__Trecho da página__.

É parte fascinante da história dos EUA que tantos tenham tentado, sem sucesso, garantir cobertura universal de saúde


O PRESIDENTE Obama decidiu apostar seu futuro político na reforma do sistema de saúde. A votação decisiva deve acontecer hoje. Ele decidiu adiar para junho a viagem que tinha planejado à Ásia, a fim de ficar em Washington e continuar a busca pela maioria necessária na Câmara dos Deputados.
O povo norte-americano -ou o de qualquer outro país- jamais enfrentou a sofisticação parlamentar de manobras como o "deem and pass" ou a "conciliação", que estão por trás da votação iminente. Esses esforços surgiram como resultado da total incapacidade do governo para atrair apoio republicano à medida. O partido mantém oposição sólida, na esperança de derrotar o projeto ou, caso isso não seja possível, conquistar amplo apoio para a eleição legislativa de novembro.
Por que essa questão se tornou um confronto ideológico tão fundamental?

__Objetivo da tarefa__.
Segundo o trecho sobre a reforma da saúde nos EUA, para quando Obama adiou a viagem à Ásia? A listagem não tem relação com o trecho acima.

__Material__.
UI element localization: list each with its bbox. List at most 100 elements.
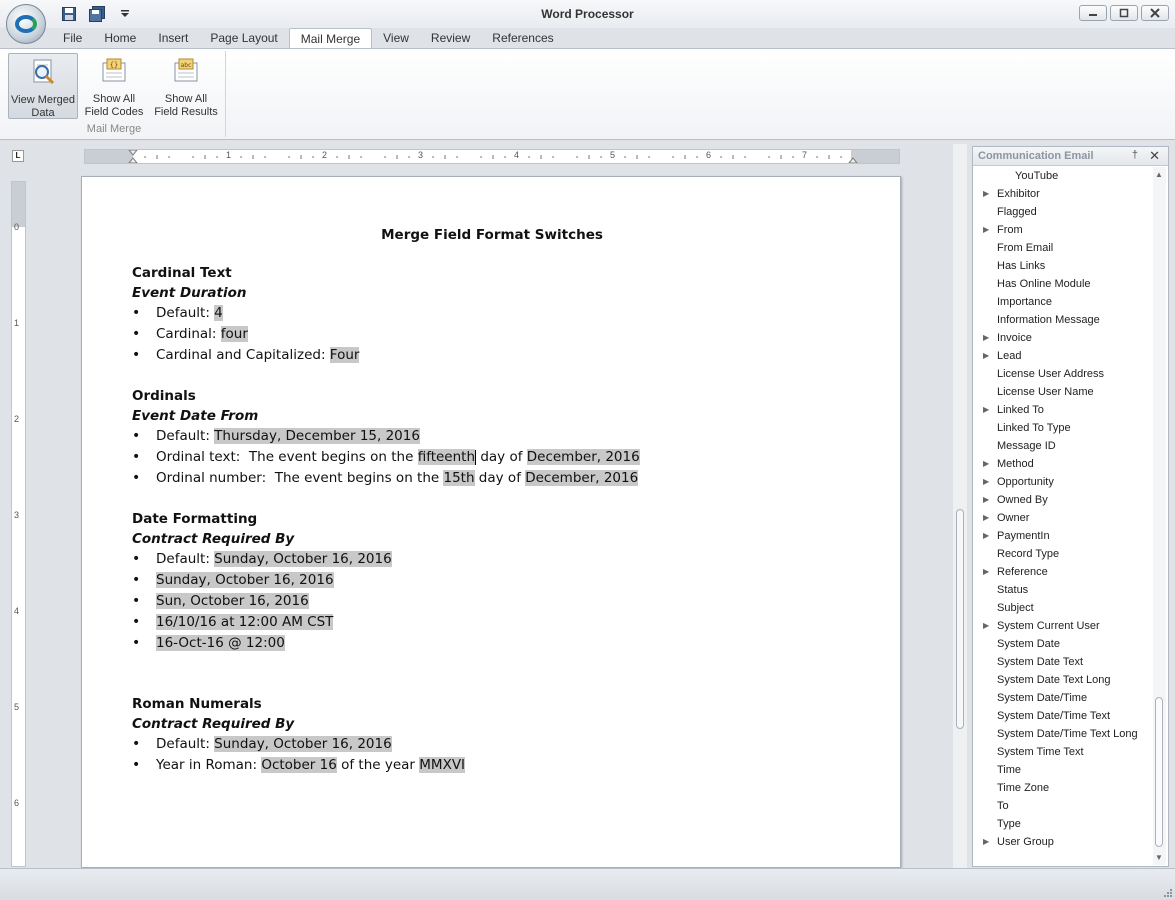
document-workspace: L 1 2 3 4 5 6 7 0 1 2 3 4 5 6 Merge Fiel… xyxy=(0,141,968,868)
tab-page-layout[interactable]: Page Layout xyxy=(199,28,288,49)
field-list-item[interactable]: ▶ Exhibitor xyxy=(975,185,1153,203)
field-list-item[interactable]: ▶ Owner xyxy=(975,509,1153,527)
field-list-item[interactable]: System Date/Time Text xyxy=(975,707,1153,725)
field-list-item[interactable]: ▶ Method xyxy=(975,455,1153,473)
maximize-button[interactable] xyxy=(1110,5,1138,21)
merge-field[interactable]: four xyxy=(220,326,248,342)
tab-stop-selector[interactable]: L xyxy=(12,150,24,162)
tab-review[interactable]: Review xyxy=(420,28,481,49)
field-list-item[interactable]: Subject xyxy=(975,599,1153,617)
merge-field[interactable]: Thursday, December 15, 2016 xyxy=(214,428,420,444)
field-list-item[interactable]: System Time Text xyxy=(975,743,1153,761)
tab-file[interactable]: File xyxy=(52,28,93,49)
field-list-item[interactable]: Record Type xyxy=(975,545,1153,563)
field-list-item-label: System Date/Time Text xyxy=(997,710,1111,722)
field-list-item[interactable]: System Date/Time xyxy=(975,689,1153,707)
merge-field[interactable]: 16-Oct-16 @ 12:00 xyxy=(156,635,285,651)
field-list-item[interactable]: Linked To Type xyxy=(975,419,1153,437)
tab-view[interactable]: View xyxy=(372,28,420,49)
field-list-item[interactable]: ▶ Invoice xyxy=(975,329,1153,347)
field-list-item[interactable]: System Date/Time Text Long xyxy=(975,725,1153,743)
merge-field[interactable]: 16/10/16 at 12:00 AM CST xyxy=(156,614,334,630)
panel-scrollbar[interactable]: ▲ ▼ xyxy=(1153,167,1166,865)
tab-mail-merge[interactable]: Mail Merge xyxy=(288,28,373,49)
expand-arrow-icon[interactable]: ▶ xyxy=(983,221,989,239)
merge-field[interactable]: Four xyxy=(329,347,360,363)
field-list-item[interactable]: Time xyxy=(975,761,1153,779)
field-list-item[interactable]: ▶ PaymentIn xyxy=(975,527,1153,545)
merge-field[interactable]: December, 2016 xyxy=(525,470,639,486)
merge-field[interactable]: October 16 xyxy=(261,757,337,773)
merge-field[interactable]: 15th xyxy=(443,470,475,486)
section-subtitle: Contract Required By xyxy=(132,716,295,732)
scrollbar-thumb[interactable] xyxy=(956,509,964,729)
view-merged-data-button[interactable]: View Merged Data xyxy=(8,53,78,119)
field-list-item[interactable]: ▶ Lead xyxy=(975,347,1153,365)
field-list-item[interactable]: System Date Text Long xyxy=(975,671,1153,689)
scroll-up-icon[interactable]: ▲ xyxy=(1155,170,1163,179)
show-all-field-codes-button[interactable]: {} Show All Field Codes xyxy=(82,53,146,119)
document-scrollbar[interactable] xyxy=(953,144,967,868)
field-list-item[interactable]: System Date Text xyxy=(975,653,1153,671)
scroll-down-icon[interactable]: ▼ xyxy=(1155,853,1163,862)
field-list-item[interactable]: ▶ User Group xyxy=(975,833,1153,851)
panel-close-button[interactable]: ✕ xyxy=(1149,148,1160,164)
merge-field[interactable]: MMXVI xyxy=(419,757,466,773)
expand-arrow-icon[interactable]: ▶ xyxy=(983,455,989,473)
document-page[interactable]: Merge Field Format Switches Cardinal Tex… xyxy=(81,176,901,868)
field-list-item[interactable]: To xyxy=(975,797,1153,815)
merge-field[interactable]: 4 xyxy=(214,305,223,321)
expand-arrow-icon[interactable]: ▶ xyxy=(983,347,989,365)
field-list-item[interactable]: System Date xyxy=(975,635,1153,653)
field-list-item[interactable]: ▶ From xyxy=(975,221,1153,239)
field-list-item[interactable]: Status xyxy=(975,581,1153,599)
field-list-item[interactable]: ▶ Reference xyxy=(975,563,1153,581)
field-list-item[interactable]: Flagged xyxy=(975,203,1153,221)
tab-insert[interactable]: Insert xyxy=(147,28,199,49)
minimize-button[interactable] xyxy=(1079,5,1107,21)
expand-arrow-icon[interactable]: ▶ xyxy=(983,185,989,203)
field-list-item[interactable]: YouTube xyxy=(975,167,1153,185)
expand-arrow-icon[interactable]: ▶ xyxy=(983,527,989,545)
pin-icon[interactable]: † xyxy=(1132,149,1138,161)
field-list-item[interactable]: ▶ Opportunity xyxy=(975,473,1153,491)
field-list-item[interactable]: License User Name xyxy=(975,383,1153,401)
merge-field[interactable]: December, 2016 xyxy=(526,449,640,465)
field-list-item[interactable]: ▶ System Current User xyxy=(975,617,1153,635)
field-list-item[interactable]: Information Message xyxy=(975,311,1153,329)
field-list-item[interactable]: From Email xyxy=(975,239,1153,257)
app-menu-button[interactable] xyxy=(6,4,46,44)
expand-arrow-icon[interactable]: ▶ xyxy=(983,329,989,347)
merge-field[interactable]: Sunday, October 16, 2016 xyxy=(156,572,334,588)
field-list-item[interactable]: Time Zone xyxy=(975,779,1153,797)
expand-arrow-icon[interactable]: ▶ xyxy=(983,509,989,527)
expand-arrow-icon[interactable]: ▶ xyxy=(983,401,989,419)
expand-arrow-icon[interactable]: ▶ xyxy=(983,563,989,581)
field-list-item[interactable]: ▶ Owned By xyxy=(975,491,1153,509)
field-list-item[interactable]: Has Links xyxy=(975,257,1153,275)
field-list-item[interactable]: Message ID xyxy=(975,437,1153,455)
merge-field[interactable]: Sunday, October 16, 2016 xyxy=(214,551,392,567)
merge-field[interactable]: Sun, October 16, 2016 xyxy=(156,593,309,609)
merge-field[interactable]: fifteenth xyxy=(417,449,476,465)
show-all-field-results-button[interactable]: abc Show All Field Results xyxy=(150,53,222,119)
field-list-item[interactable]: License User Address xyxy=(975,365,1153,383)
close-button[interactable] xyxy=(1141,5,1169,21)
scrollbar-thumb[interactable] xyxy=(1155,697,1163,847)
field-list-item[interactable]: Type xyxy=(975,815,1153,833)
vertical-ruler[interactable]: 0 1 2 3 4 5 6 xyxy=(11,181,26,867)
tab-home[interactable]: Home xyxy=(93,28,147,49)
horizontal-ruler[interactable]: 1 2 3 4 5 6 7 xyxy=(84,149,900,164)
document-content[interactable]: Merge Field Format Switches Cardinal Tex… xyxy=(132,227,852,776)
expand-arrow-icon[interactable]: ▶ xyxy=(983,491,989,509)
field-list-item[interactable]: Has Online Module xyxy=(975,275,1153,293)
field-list-item[interactable]: Importance xyxy=(975,293,1153,311)
resize-grip-icon[interactable] xyxy=(1162,887,1172,897)
expand-arrow-icon[interactable]: ▶ xyxy=(983,473,989,491)
tab-references[interactable]: References xyxy=(481,28,564,49)
merge-field[interactable]: Sunday, October 16, 2016 xyxy=(214,736,392,752)
expand-arrow-icon[interactable]: ▶ xyxy=(983,833,989,851)
expand-arrow-icon[interactable]: ▶ xyxy=(983,617,989,635)
field-list-item[interactable]: ▶ Linked To xyxy=(975,401,1153,419)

__Em resposta__.
Para junho.